=== What to produce ===
Make an exact copy of all the entries below, with the pictures left out.

=== Data records ===
▬▬▬

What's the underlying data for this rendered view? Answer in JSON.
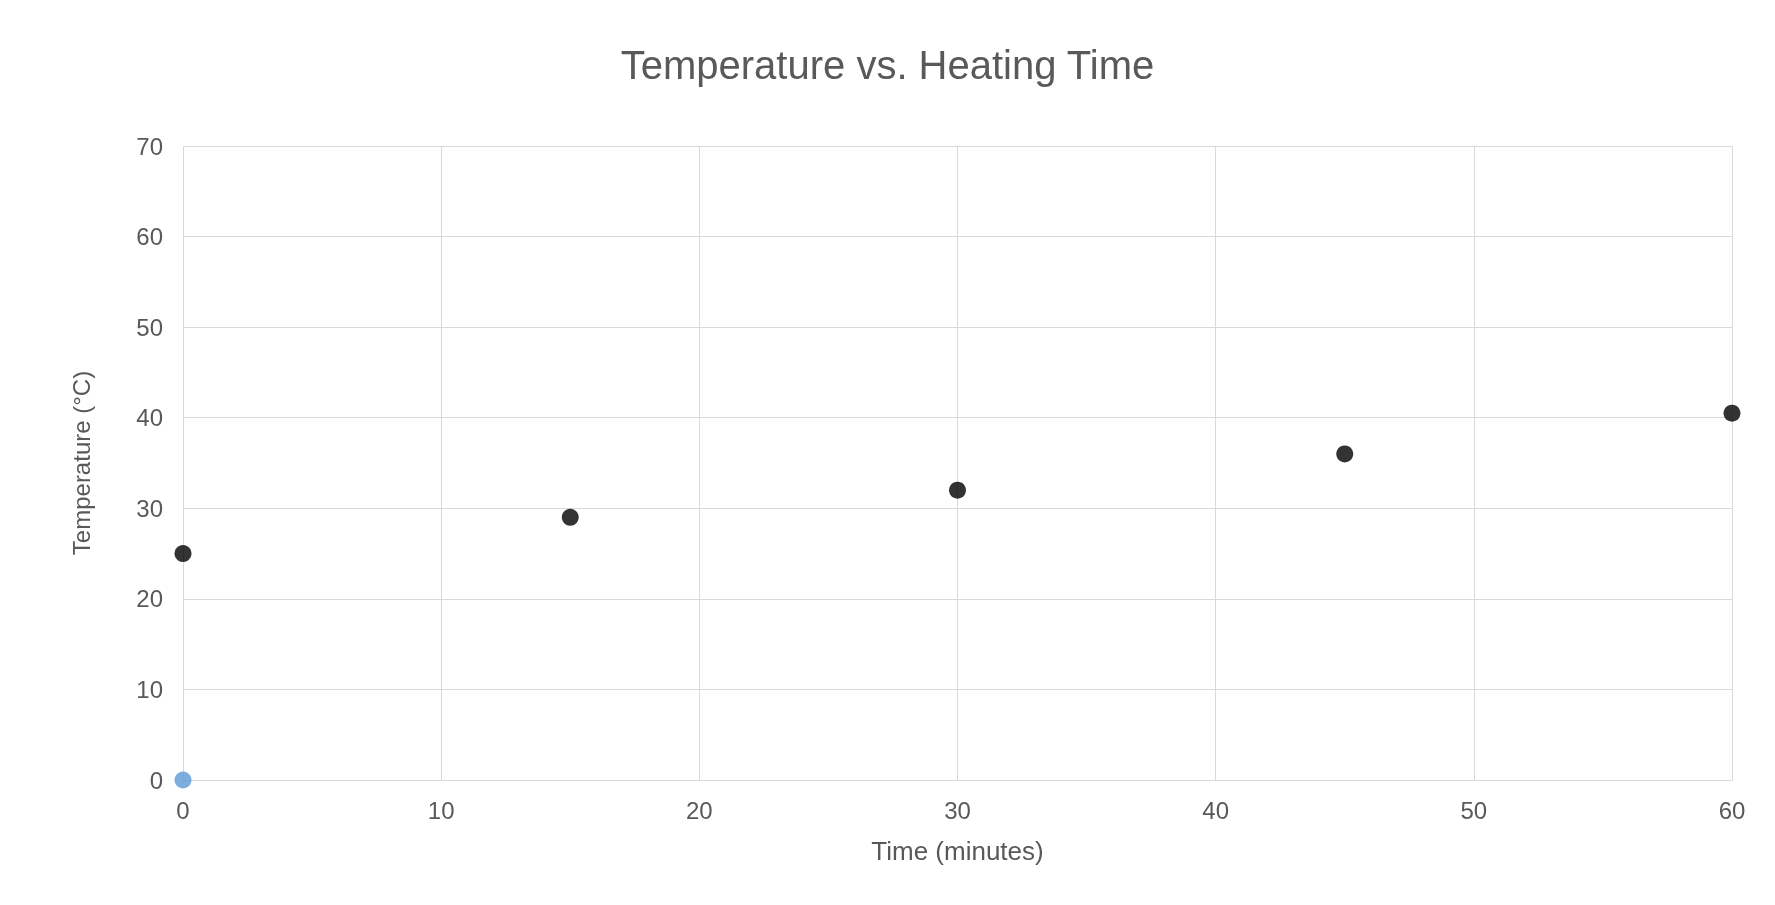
{
  "chart_data": {
    "type": "scatter",
    "title": "Temperature vs. Heating Time",
    "xlabel": "Time (minutes)",
    "ylabel": "Temperature (°C)",
    "xlim": [
      0,
      60
    ],
    "xticks": [
      0,
      10,
      20,
      30,
      40,
      50,
      60
    ],
    "ylim": [
      0,
      70
    ],
    "yticks": [
      0,
      10,
      20,
      30,
      40,
      50,
      60,
      70
    ],
    "grid": true,
    "marker": "circle",
    "series": [
      {
        "color": "#000000",
        "x": [
          0,
          15,
          30,
          45,
          60
        ],
        "values": [
          25,
          29,
          32,
          36,
          40.5
        ]
      },
      {
        "color": "#5b9bd5",
        "x": [
          0
        ],
        "values": [
          0
        ]
      }
    ]
  }
}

▬▬▬

=== Exercise result ===
What's the underlying data for this rendered view? Answer in JSON.
{
  "chart_data": {
    "type": "scatter",
    "title": "Temperature vs. Heating Time",
    "xlabel": "Time (minutes)",
    "ylabel": "Temperature (°C)",
    "xlim": [
      0,
      60
    ],
    "xticks": [
      0,
      10,
      20,
      30,
      40,
      50,
      60
    ],
    "ylim": [
      0,
      70
    ],
    "yticks": [
      0,
      10,
      20,
      30,
      40,
      50,
      60,
      70
    ],
    "grid": true,
    "marker": "circle",
    "series": [
      {
        "color": "#000000",
        "x": [
          0,
          15,
          30,
          45,
          60
        ],
        "values": [
          25,
          29,
          32,
          36,
          40.5
        ]
      },
      {
        "color": "#5b9bd5",
        "x": [
          0
        ],
        "values": [
          0
        ]
      }
    ]
  }
}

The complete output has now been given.